Should we delete our Facebook accounts?

The outcry is huge, but the actual revolution is small. We wail against the evils of Facebook, and then when we consider the loss of interaction and cat memes, we whimper.

I’ve had a love/hate relationship with the Facebook for a long time. (And I love saying the Facebook. My kids and millennial cringe and smirk behind my back as if I don’t know it’s not the Facebook. It’s also fun saying “the Tweeter” and “the ‘Gram.” When they respond and say, “Uh, ‘the Gram’ is not a thing,” it makes my heart glow.)

So here’s the dilemma – and let’s have an honest conversation about this: should I “stick it to the man” and delete my Facebook account?

Three reasons Facebook is not trustworthy

I believe Faceboook has shown itself to be untrustworthy. There is a preponderance of evidence to prove that. Here’s three reasons why I think so:

  1. It has shamelessly used my personal information for its own advantages. Granted, I don’t pay for Facebook, so most would say I don’t have a leg to stand on. However, it was never my intent or consent to allow Facebook to use my information to make money. I don’t mind that they use the fact that I’m on their website to market things to me. But let me choose. If I click on an ad, then that’s my decision.

    It’s maddening to see that their 2017 last quarter revenue was $12.97 billion. In a quarter. Their revenue. was. almost. 13. billion. dollars. Think about that. Their 2017 revenue was $40 BILLION dollars. It’s a website, folks.

    We post our content for free, and FB gets paid through advertising. Genius. Truly genius.

  2. When Facebook was initially created, you were relatively assured of seeing whatever had just been posted. It was a mess, but it was a glorious mess. Then Facebook began curating our content, and it introduced algorithms to impact what we see (or don’t see). This was a mistake, in my book.

    Slate described how FB algorithms serve up what you see as “surprisingly inelegant, maddeningly mercurial, and stubbornly opaque.” No one really knows how their formulas work. I think we can all agree however simply by saying they stink.

    These days, I only really see 15-25 people on a regular basis. The majority of “friends” – I don’t ever see their updates/posts because of what FB has done. While there are articles saying that FB is NOT limiting who I see in my feed, I have a very difficult time believing that from just a regular viewing of the last 15-20 posts each time I log in. Anecdotally, I dispute that.A recent NY Times article quotes Adam Mosseri, the head of the News Feed team at FB saying, “..we will predict which posts you might want to interact with your friends about, and show these posts higher in feed.”So, while FB may claim it’s not limiting what friends’ posts I see on its site, it IS admitting to burying most of my friends’ posts so far into my feed, that I lose interest after I scroll for a while?

    Granted, I don’t want to track all of my “friends” on FB all of the time. But please, leave that up to me and my own filtering. Don’t do it for me.

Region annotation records
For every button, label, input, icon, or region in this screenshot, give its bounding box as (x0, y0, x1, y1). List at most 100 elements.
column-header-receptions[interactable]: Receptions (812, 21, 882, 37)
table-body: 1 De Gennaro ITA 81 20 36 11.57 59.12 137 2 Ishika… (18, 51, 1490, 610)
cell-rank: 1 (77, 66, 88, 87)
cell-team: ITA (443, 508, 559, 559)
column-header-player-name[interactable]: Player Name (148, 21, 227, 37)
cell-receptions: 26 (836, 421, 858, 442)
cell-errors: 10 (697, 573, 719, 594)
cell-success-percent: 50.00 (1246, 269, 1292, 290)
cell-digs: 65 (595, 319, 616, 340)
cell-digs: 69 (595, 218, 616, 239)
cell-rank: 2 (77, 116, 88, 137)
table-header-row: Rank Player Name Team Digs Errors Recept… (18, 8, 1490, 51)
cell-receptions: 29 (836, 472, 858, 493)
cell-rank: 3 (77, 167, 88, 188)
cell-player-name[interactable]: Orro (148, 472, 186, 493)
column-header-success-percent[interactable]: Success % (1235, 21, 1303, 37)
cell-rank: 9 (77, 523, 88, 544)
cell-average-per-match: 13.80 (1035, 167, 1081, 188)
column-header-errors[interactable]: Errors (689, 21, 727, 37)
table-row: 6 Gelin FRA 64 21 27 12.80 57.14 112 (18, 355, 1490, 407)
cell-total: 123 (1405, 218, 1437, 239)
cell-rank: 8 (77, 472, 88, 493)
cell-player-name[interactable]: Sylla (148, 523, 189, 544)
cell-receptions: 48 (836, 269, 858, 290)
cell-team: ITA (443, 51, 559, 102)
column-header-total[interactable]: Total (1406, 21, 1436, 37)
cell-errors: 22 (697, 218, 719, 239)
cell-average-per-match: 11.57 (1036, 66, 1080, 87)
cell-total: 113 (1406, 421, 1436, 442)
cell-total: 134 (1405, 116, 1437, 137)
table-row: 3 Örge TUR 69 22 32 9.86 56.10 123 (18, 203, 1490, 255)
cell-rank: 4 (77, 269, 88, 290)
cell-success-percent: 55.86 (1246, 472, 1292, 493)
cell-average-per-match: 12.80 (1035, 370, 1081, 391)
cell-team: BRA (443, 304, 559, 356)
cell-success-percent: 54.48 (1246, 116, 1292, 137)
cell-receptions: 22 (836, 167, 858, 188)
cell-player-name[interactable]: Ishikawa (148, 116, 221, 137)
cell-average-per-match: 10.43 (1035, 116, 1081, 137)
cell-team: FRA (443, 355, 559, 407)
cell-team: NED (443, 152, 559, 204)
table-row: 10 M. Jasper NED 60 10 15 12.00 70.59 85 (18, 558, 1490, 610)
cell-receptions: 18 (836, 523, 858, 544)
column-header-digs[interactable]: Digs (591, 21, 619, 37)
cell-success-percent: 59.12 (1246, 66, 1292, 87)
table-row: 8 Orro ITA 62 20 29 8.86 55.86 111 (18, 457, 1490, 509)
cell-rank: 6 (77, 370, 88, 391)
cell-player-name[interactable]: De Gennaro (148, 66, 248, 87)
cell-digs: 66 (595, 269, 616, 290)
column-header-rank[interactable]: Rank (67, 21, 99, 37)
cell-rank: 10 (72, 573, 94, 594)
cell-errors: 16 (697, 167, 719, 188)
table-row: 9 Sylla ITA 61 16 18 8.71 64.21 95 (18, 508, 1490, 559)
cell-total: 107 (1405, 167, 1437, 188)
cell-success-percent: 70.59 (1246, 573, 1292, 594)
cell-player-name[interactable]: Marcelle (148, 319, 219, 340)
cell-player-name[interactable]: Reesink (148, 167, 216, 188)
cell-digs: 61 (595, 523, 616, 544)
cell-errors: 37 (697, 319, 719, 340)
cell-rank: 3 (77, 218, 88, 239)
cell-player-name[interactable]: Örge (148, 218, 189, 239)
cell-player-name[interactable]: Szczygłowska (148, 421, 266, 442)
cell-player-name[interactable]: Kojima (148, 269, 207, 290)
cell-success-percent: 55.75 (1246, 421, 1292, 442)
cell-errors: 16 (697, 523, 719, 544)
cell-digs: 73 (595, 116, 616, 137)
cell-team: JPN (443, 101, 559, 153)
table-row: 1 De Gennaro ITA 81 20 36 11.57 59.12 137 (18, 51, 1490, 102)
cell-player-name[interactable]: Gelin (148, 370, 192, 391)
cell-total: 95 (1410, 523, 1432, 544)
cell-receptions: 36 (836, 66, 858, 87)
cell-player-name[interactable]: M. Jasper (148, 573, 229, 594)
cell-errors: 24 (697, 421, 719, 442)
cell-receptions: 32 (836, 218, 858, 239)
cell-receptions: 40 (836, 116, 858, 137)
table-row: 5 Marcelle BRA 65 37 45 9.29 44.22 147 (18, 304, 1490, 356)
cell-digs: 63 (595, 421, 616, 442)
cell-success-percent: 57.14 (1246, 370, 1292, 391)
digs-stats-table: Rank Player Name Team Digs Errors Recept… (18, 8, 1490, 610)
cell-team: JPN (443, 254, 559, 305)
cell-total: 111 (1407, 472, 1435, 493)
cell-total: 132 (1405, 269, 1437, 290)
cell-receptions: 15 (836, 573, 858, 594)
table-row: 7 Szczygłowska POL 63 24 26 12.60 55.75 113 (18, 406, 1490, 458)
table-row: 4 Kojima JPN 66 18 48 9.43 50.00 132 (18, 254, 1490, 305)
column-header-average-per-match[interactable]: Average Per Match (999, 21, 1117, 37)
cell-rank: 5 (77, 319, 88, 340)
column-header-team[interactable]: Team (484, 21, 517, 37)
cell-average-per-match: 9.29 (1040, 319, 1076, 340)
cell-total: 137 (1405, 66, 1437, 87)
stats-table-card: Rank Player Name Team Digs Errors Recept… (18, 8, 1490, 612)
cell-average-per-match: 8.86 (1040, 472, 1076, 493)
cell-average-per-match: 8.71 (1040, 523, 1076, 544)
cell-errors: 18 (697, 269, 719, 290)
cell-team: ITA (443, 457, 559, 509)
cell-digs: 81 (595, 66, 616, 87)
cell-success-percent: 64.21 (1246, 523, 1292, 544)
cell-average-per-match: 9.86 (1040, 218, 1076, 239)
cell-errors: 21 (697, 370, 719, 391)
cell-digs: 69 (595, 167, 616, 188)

- _What you will do_:
#1 Translate this sentence from the post about deleting Facebook accounts into Spanish: "It was a mess, but it was a glorious mess."
#2 Answer these questions using the post about deleting Facebook accounts:
(a) What was Facebook's 2017 last-quarter revenue?
(b) How many people does the writer say they see on a regular basis?
(c) Who is quoted in the NY Times article, and what position does he hold?
#3 Extend the post about deleting Facebook accounts with the next part, starting after its final sentence.
The rows are separate material, unrelated to the post about deleting Facebook accounts.

- _Answers to the tasks_:
#1 Era un desastre, pero era un desastre glorioso.

#2
(a) $12.97 billion.
(b) 15-25 people.
(c) Adam Mosseri, the head of the News Feed team at Facebook.

#3
  3. Facebook has moderated information (I say censored) and attempted to influence me in a number of ways. The content that FB serves up to me these days – articles and links – seem to be done to only expose me to certain viewpoints. Whether it’s a conservative viewpoint or not is beside the point. I don’t want them filtering what I see. A recent Times magazine article revealed:

    The end goal for the world’s largest social network isn’t just to guess what you’ll click on when you’re bored. The company wants to show you the things you care about most in your life, both online and off. “If you could rate everything that happened on Earth today that was published anywhere by any of your friends, any of your family, any news source…and then pick the 10 that were the most meaningful to know today, that would be a really cool service for us to build,” says Chris Cox, Facebook’s chief product officer. “That is really what we aspire to have News Feed become.” The company, it turns out, has a plan for doing just that.

    Doug Rushkoff wrote an opinion piece for CNN which I quoted in this post back in 2011. He compared the trust consumers have with Apple with that of Facebook:

Ultimately, they don’t trust Facebook chief Mark Zuckerberg and are suspicious of his every move. By contrast, Apple founder Steve Jobs took away his customers’ hard drives, Flash movies, keyboards and Firewire ports — and yet consumers put up with the inconvenience and discomfort every step of the way because they believed that Steve knew best, and trusted that he was taking them somewhere better.

Apple users pay handsomely for the privilege of putting themselves in the company’s hands. Facebook does not enjoy this same level of trust with its nonpaying subscribers.

That’s because on Facebook we’re not the customers. We are the product.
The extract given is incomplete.